What the exercise asks >> Reproduce each line of the items below verbatim, leaving out the pictures.

Input data >>
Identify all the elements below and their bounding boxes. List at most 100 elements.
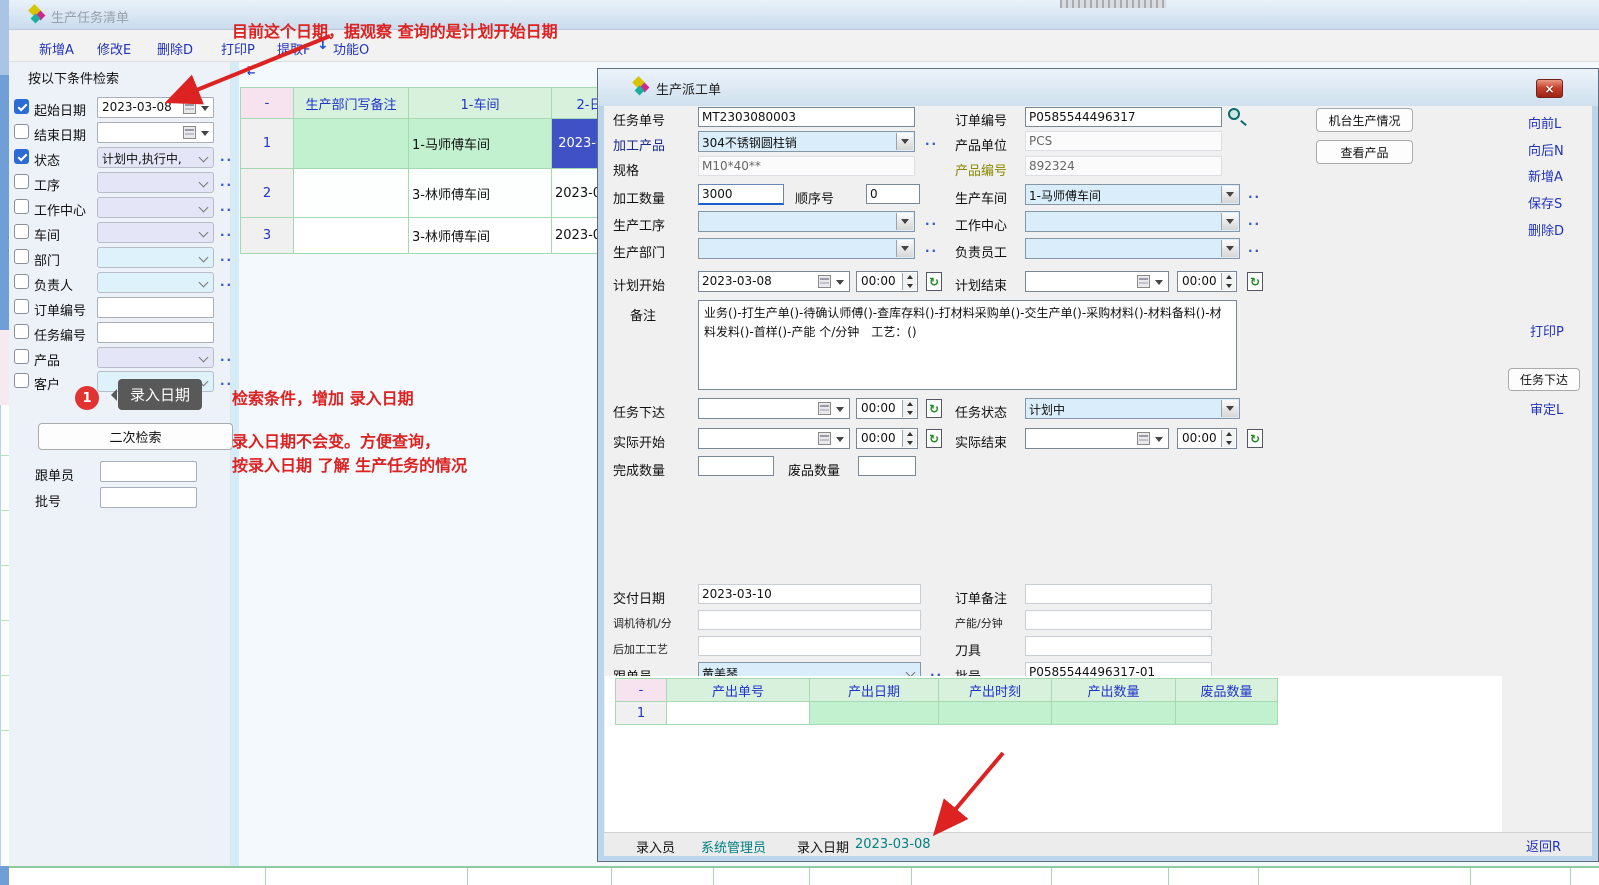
checkbox-workshop[interactable] — [14, 224, 29, 239]
workshop-cell[interactable]: 3-林师傅车间 — [409, 218, 552, 254]
column-header[interactable]: 1-车间 — [409, 88, 552, 119]
column-header[interactable]: - — [616, 679, 667, 702]
checkbox-end-date[interactable] — [14, 124, 29, 139]
column-header[interactable]: 产出日期 — [810, 679, 939, 702]
dropdown-icon[interactable] — [1221, 213, 1238, 230]
menu-add-button[interactable]: 新增A — [39, 39, 74, 58]
task-status-combo[interactable]: 计划中 — [1025, 398, 1240, 419]
more-link[interactable]: .. — [220, 350, 233, 364]
next-link[interactable]: 向后N — [1528, 140, 1564, 159]
time-spinner[interactable] — [902, 430, 916, 447]
end-date-input[interactable] — [97, 122, 214, 143]
output-date-cell[interactable] — [810, 702, 939, 725]
row-number[interactable]: 1 — [241, 119, 294, 169]
calendar-icon[interactable] — [818, 275, 831, 288]
seq-input[interactable]: 0 — [866, 184, 920, 204]
add-link[interactable]: 新增A — [1528, 166, 1563, 185]
table-row[interactable]: 3 3-林师傅车间 2023-03-08 — [241, 218, 641, 254]
order-no-input[interactable] — [97, 297, 214, 318]
dropdown-icon[interactable] — [1221, 186, 1238, 203]
calendar-icon[interactable] — [1137, 432, 1150, 445]
dropdown-icon[interactable] — [201, 131, 209, 136]
swap-columns-icon[interactable]: → ← — [247, 65, 255, 77]
checkbox-process[interactable] — [14, 174, 29, 189]
menu-delete-button[interactable]: 删除D — [157, 39, 193, 58]
calendar-icon[interactable] — [1137, 275, 1150, 288]
refresh-icon[interactable]: ↻ — [926, 429, 942, 448]
refresh-icon[interactable]: ↻ — [1247, 272, 1263, 291]
note-cell[interactable] — [294, 119, 409, 169]
output-scrap-cell[interactable] — [1176, 702, 1278, 725]
table-row[interactable]: 1 — [616, 702, 1278, 725]
output-no-cell[interactable] — [667, 702, 810, 725]
dept-combo[interactable] — [698, 238, 915, 259]
time-spinner[interactable] — [902, 400, 916, 417]
process-combo[interactable] — [698, 211, 915, 232]
staff-combo[interactable] — [1025, 238, 1240, 259]
view-product-button[interactable]: 查看产品 — [1316, 140, 1413, 164]
start-date-input[interactable]: 2023-03-08 — [97, 97, 214, 118]
machine-status-button[interactable]: 机台生产情况 — [1316, 108, 1413, 132]
dropdown-icon[interactable] — [1155, 437, 1163, 442]
department-combo[interactable] — [97, 247, 214, 268]
workshop-combo[interactable]: 1-马师傅车间 — [1025, 184, 1240, 205]
more-link[interactable]: .. — [220, 250, 233, 264]
checkbox-product[interactable] — [14, 349, 29, 364]
checkbox-department[interactable] — [14, 249, 29, 264]
secondary-search-button[interactable]: 二次检索 — [38, 423, 233, 450]
follower-input[interactable] — [100, 461, 197, 482]
output-qty-cell[interactable] — [1052, 702, 1176, 725]
note-cell[interactable] — [294, 218, 409, 254]
dialog-titlebar[interactable]: 生产派工单 — [598, 69, 1598, 106]
tool-field[interactable] — [1025, 636, 1212, 656]
dispatch-time[interactable]: 00:00 — [856, 398, 918, 419]
dropdown-icon[interactable] — [836, 280, 844, 285]
actual-end-date[interactable] — [1025, 428, 1169, 449]
more-link[interactable]: .. — [220, 150, 233, 164]
dropdown-icon[interactable] — [1221, 400, 1238, 417]
dropdown-icon[interactable] — [896, 240, 913, 257]
plan-end-date[interactable] — [1025, 271, 1169, 292]
time-spinner[interactable] — [1221, 430, 1235, 447]
order-remark-field[interactable] — [1025, 584, 1212, 604]
delete-link[interactable]: 删除D — [1528, 220, 1564, 239]
dropdown-icon[interactable] — [1221, 240, 1238, 257]
checkbox-status[interactable] — [14, 149, 29, 164]
workcenter-combo[interactable] — [1025, 211, 1240, 232]
dispatch-date[interactable] — [698, 398, 850, 419]
checkbox-customer[interactable] — [14, 373, 29, 388]
qty-input[interactable]: 3000 — [698, 184, 784, 205]
plan-start-time[interactable]: 00:00 — [856, 271, 918, 292]
dropdown-icon[interactable] — [836, 437, 844, 442]
row-number[interactable]: 1 — [616, 702, 667, 725]
calendar-icon[interactable] — [183, 101, 196, 114]
more-link[interactable]: .. — [1248, 241, 1261, 255]
calendar-icon[interactable] — [183, 126, 196, 139]
time-spinner[interactable] — [1221, 273, 1235, 290]
actual-start-time[interactable]: 00:00 — [856, 428, 918, 449]
row-number[interactable]: 3 — [241, 218, 294, 254]
note-cell[interactable] — [294, 169, 409, 218]
capacity-field[interactable] — [1025, 610, 1212, 630]
dropdown-icon[interactable] — [1155, 280, 1163, 285]
product-combo[interactable] — [97, 347, 214, 368]
task-no-input[interactable]: MT2303080003 — [698, 107, 915, 127]
plan-end-time[interactable]: 00:00 — [1177, 271, 1237, 292]
refresh-icon[interactable]: ↻ — [926, 272, 942, 291]
calendar-icon[interactable] — [818, 432, 831, 445]
more-link[interactable]: .. — [220, 175, 233, 189]
actual-start-date[interactable] — [698, 428, 850, 449]
row-number[interactable]: 2 — [241, 169, 294, 218]
column-header[interactable]: 生产部门写备注 — [294, 88, 409, 119]
checkbox-start-date[interactable] — [14, 99, 29, 114]
dropdown-icon[interactable] — [896, 213, 913, 230]
close-button[interactable]: × — [1536, 79, 1563, 98]
calendar-icon[interactable] — [818, 402, 831, 415]
more-link[interactable]: .. — [925, 134, 938, 148]
prev-link[interactable]: 向前L — [1528, 113, 1561, 132]
more-link[interactable]: .. — [1248, 214, 1261, 228]
more-link[interactable]: .. — [925, 241, 938, 255]
plan-start-date[interactable]: 2023-03-08 — [698, 271, 850, 292]
actual-end-time[interactable]: 00:00 — [1177, 428, 1237, 449]
workshop-combo[interactable] — [97, 222, 214, 243]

Final answer >>
Identify all the elements below and their bounding boxes. List at most 100 elements.
checkbox-workshop[interactable] — [14, 224, 29, 239]
workshop-cell[interactable]: 3-林师傅车间 — [409, 218, 552, 254]
column-header[interactable]: 1-车间 — [409, 88, 552, 119]
column-header[interactable]: - — [616, 679, 667, 702]
checkbox-end-date[interactable] — [14, 124, 29, 139]
column-header[interactable]: 产出日期 — [810, 679, 939, 702]
dropdown-icon[interactable] — [1221, 213, 1238, 230]
menu-add-button[interactable]: 新增A — [39, 39, 74, 58]
task-status-combo[interactable]: 计划中 — [1025, 398, 1240, 419]
more-link[interactable]: .. — [220, 350, 233, 364]
next-link[interactable]: 向后N — [1528, 140, 1564, 159]
time-spinner[interactable] — [902, 430, 916, 447]
end-date-input[interactable] — [97, 122, 214, 143]
output-date-cell[interactable] — [810, 702, 939, 725]
row-number[interactable]: 1 — [241, 119, 294, 169]
calendar-icon[interactable] — [818, 275, 831, 288]
seq-input[interactable]: 0 — [866, 184, 920, 204]
add-link[interactable]: 新增A — [1528, 166, 1563, 185]
table-row[interactable]: 3 3-林师傅车间 2023-03-08 — [241, 218, 641, 254]
order-no-input[interactable] — [97, 297, 214, 318]
dropdown-icon[interactable] — [1221, 186, 1238, 203]
calendar-icon[interactable] — [1137, 432, 1150, 445]
dropdown-icon[interactable] — [201, 131, 209, 136]
swap-columns-icon[interactable]: → ← — [247, 65, 255, 77]
checkbox-process[interactable] — [14, 174, 29, 189]
menu-delete-button[interactable]: 删除D — [157, 39, 193, 58]
calendar-icon[interactable] — [1137, 275, 1150, 288]
refresh-icon[interactable]: ↻ — [926, 429, 942, 448]
refresh-icon[interactable]: ↻ — [1247, 272, 1263, 291]
note-cell[interactable] — [294, 119, 409, 169]
output-scrap-cell[interactable] — [1176, 702, 1278, 725]
table-row[interactable]: 1 — [616, 702, 1278, 725]
output-no-cell[interactable] — [667, 702, 810, 725]
dept-combo[interactable] — [698, 238, 915, 259]
time-spinner[interactable] — [902, 400, 916, 417]
process-combo[interactable] — [698, 211, 915, 232]
staff-combo[interactable] — [1025, 238, 1240, 259]
view-product-button[interactable]: 查看产品 — [1316, 140, 1413, 164]
start-date-input[interactable]: 2023-03-08 — [97, 97, 214, 118]
machine-status-button[interactable]: 机台生产情况 — [1316, 108, 1413, 132]
dropdown-icon[interactable] — [1155, 437, 1163, 442]
department-combo[interactable] — [97, 247, 214, 268]
workshop-combo[interactable]: 1-马师傅车间 — [1025, 184, 1240, 205]
more-link[interactable]: .. — [220, 250, 233, 264]
checkbox-product[interactable] — [14, 349, 29, 364]
checkbox-department[interactable] — [14, 249, 29, 264]
secondary-search-button[interactable]: 二次检索 — [38, 423, 233, 450]
follower-input[interactable] — [100, 461, 197, 482]
output-qty-cell[interactable] — [1052, 702, 1176, 725]
note-cell[interactable] — [294, 218, 409, 254]
dialog-titlebar[interactable]: 生产派工单 — [598, 69, 1598, 106]
tool-field[interactable] — [1025, 636, 1212, 656]
dispatch-time[interactable]: 00:00 — [856, 398, 918, 419]
dropdown-icon[interactable] — [836, 280, 844, 285]
actual-end-date[interactable] — [1025, 428, 1169, 449]
more-link[interactable]: .. — [220, 150, 233, 164]
dropdown-icon[interactable] — [1221, 400, 1238, 417]
dropdown-icon[interactable] — [896, 240, 913, 257]
plan-end-date[interactable] — [1025, 271, 1169, 292]
time-spinner[interactable] — [1221, 430, 1235, 447]
order-remark-field[interactable] — [1025, 584, 1212, 604]
delete-link[interactable]: 删除D — [1528, 220, 1564, 239]
dropdown-icon[interactable] — [1221, 240, 1238, 257]
checkbox-status[interactable] — [14, 149, 29, 164]
workcenter-combo[interactable] — [1025, 211, 1240, 232]
dispatch-date[interactable] — [698, 398, 850, 419]
checkbox-customer[interactable] — [14, 373, 29, 388]
qty-input[interactable]: 3000 — [698, 184, 784, 205]
plan-start-time[interactable]: 00:00 — [856, 271, 918, 292]
dropdown-icon[interactable] — [836, 437, 844, 442]
row-number[interactable]: 1 — [616, 702, 667, 725]
calendar-icon[interactable] — [183, 101, 196, 114]
more-link[interactable]: .. — [1248, 241, 1261, 255]
calendar-icon[interactable] — [183, 126, 196, 139]
time-spinner[interactable] — [1221, 273, 1235, 290]
actual-start-time[interactable]: 00:00 — [856, 428, 918, 449]
row-number[interactable]: 3 — [241, 218, 294, 254]
note-cell[interactable] — [294, 169, 409, 218]
capacity-field[interactable] — [1025, 610, 1212, 630]
dropdown-icon[interactable] — [1155, 280, 1163, 285]
product-combo[interactable] — [97, 347, 214, 368]
task-no-input[interactable]: MT2303080003 — [698, 107, 915, 127]
plan-end-time[interactable]: 00:00 — [1177, 271, 1237, 292]
refresh-icon[interactable]: ↻ — [926, 272, 942, 291]
calendar-icon[interactable] — [818, 432, 831, 445]
more-link[interactable]: .. — [220, 175, 233, 189]
actual-start-date[interactable] — [698, 428, 850, 449]
row-number[interactable]: 2 — [241, 169, 294, 218]
column-header[interactable]: 生产部门写备注 — [294, 88, 409, 119]
checkbox-start-date[interactable] — [14, 99, 29, 114]
dropdown-icon[interactable] — [896, 213, 913, 230]
close-button[interactable]: × — [1536, 79, 1563, 98]
calendar-icon[interactable] — [818, 402, 831, 415]
more-link[interactable]: .. — [925, 134, 938, 148]
prev-link[interactable]: 向前L — [1528, 113, 1561, 132]
more-link[interactable]: .. — [1248, 214, 1261, 228]
more-link[interactable]: .. — [925, 241, 938, 255]
plan-start-date[interactable]: 2023-03-08 — [698, 271, 850, 292]
actual-end-time[interactable]: 00:00 — [1177, 428, 1237, 449]
workshop-combo[interactable] — [97, 222, 214, 243]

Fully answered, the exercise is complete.